Which lines hold the word "text"? Copy each one.

Start

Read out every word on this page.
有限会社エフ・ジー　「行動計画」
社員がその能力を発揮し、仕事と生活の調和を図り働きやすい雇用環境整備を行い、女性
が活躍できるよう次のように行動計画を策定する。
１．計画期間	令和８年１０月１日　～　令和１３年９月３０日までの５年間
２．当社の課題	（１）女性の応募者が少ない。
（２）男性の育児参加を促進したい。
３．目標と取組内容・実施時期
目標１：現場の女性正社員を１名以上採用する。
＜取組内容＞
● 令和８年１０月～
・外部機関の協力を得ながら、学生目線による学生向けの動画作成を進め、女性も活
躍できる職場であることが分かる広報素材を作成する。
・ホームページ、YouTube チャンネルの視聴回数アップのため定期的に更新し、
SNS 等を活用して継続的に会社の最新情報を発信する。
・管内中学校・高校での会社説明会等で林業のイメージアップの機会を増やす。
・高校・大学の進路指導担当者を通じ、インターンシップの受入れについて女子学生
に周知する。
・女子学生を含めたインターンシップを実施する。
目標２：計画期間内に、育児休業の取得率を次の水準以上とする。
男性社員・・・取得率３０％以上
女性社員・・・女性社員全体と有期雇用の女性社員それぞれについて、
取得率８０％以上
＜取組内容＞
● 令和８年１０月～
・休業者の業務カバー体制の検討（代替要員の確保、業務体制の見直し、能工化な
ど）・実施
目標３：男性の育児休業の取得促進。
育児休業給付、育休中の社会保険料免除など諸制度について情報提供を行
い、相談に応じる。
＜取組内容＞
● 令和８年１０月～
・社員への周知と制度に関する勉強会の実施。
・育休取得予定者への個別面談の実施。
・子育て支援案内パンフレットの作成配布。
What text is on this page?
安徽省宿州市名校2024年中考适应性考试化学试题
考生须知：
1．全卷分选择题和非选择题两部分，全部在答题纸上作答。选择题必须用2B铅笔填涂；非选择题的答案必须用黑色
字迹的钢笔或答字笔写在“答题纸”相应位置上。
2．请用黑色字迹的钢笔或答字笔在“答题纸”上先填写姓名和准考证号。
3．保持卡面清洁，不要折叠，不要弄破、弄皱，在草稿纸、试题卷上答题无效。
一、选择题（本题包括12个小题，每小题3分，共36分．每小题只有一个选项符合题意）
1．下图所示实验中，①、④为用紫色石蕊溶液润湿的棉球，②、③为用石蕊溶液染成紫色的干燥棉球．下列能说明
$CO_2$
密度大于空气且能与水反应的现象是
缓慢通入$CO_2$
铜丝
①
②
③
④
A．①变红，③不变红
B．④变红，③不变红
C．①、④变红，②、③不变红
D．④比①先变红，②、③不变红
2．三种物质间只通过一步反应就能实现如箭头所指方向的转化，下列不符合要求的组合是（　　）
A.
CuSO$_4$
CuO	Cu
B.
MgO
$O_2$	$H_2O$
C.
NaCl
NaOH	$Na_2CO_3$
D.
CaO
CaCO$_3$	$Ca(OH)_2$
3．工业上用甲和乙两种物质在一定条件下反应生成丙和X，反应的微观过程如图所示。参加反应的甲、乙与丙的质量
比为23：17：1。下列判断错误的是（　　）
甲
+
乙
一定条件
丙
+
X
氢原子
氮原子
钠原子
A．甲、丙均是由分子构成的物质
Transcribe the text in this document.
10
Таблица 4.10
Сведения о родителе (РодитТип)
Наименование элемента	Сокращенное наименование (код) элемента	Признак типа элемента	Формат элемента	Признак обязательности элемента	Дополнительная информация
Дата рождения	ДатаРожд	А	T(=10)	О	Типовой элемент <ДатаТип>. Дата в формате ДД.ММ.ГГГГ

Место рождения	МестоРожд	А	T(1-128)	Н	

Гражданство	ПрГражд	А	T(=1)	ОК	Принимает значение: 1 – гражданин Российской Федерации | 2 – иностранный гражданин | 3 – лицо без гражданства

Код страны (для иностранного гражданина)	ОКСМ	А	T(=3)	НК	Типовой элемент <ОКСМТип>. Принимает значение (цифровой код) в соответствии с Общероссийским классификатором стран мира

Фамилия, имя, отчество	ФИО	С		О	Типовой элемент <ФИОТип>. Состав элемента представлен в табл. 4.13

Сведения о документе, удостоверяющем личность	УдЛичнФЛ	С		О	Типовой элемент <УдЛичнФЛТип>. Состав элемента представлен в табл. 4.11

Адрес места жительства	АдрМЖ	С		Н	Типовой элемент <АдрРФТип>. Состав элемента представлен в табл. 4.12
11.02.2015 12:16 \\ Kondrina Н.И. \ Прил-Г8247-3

End

__SOLUTION__:
What text is on this page?
Transcribe the text in this document.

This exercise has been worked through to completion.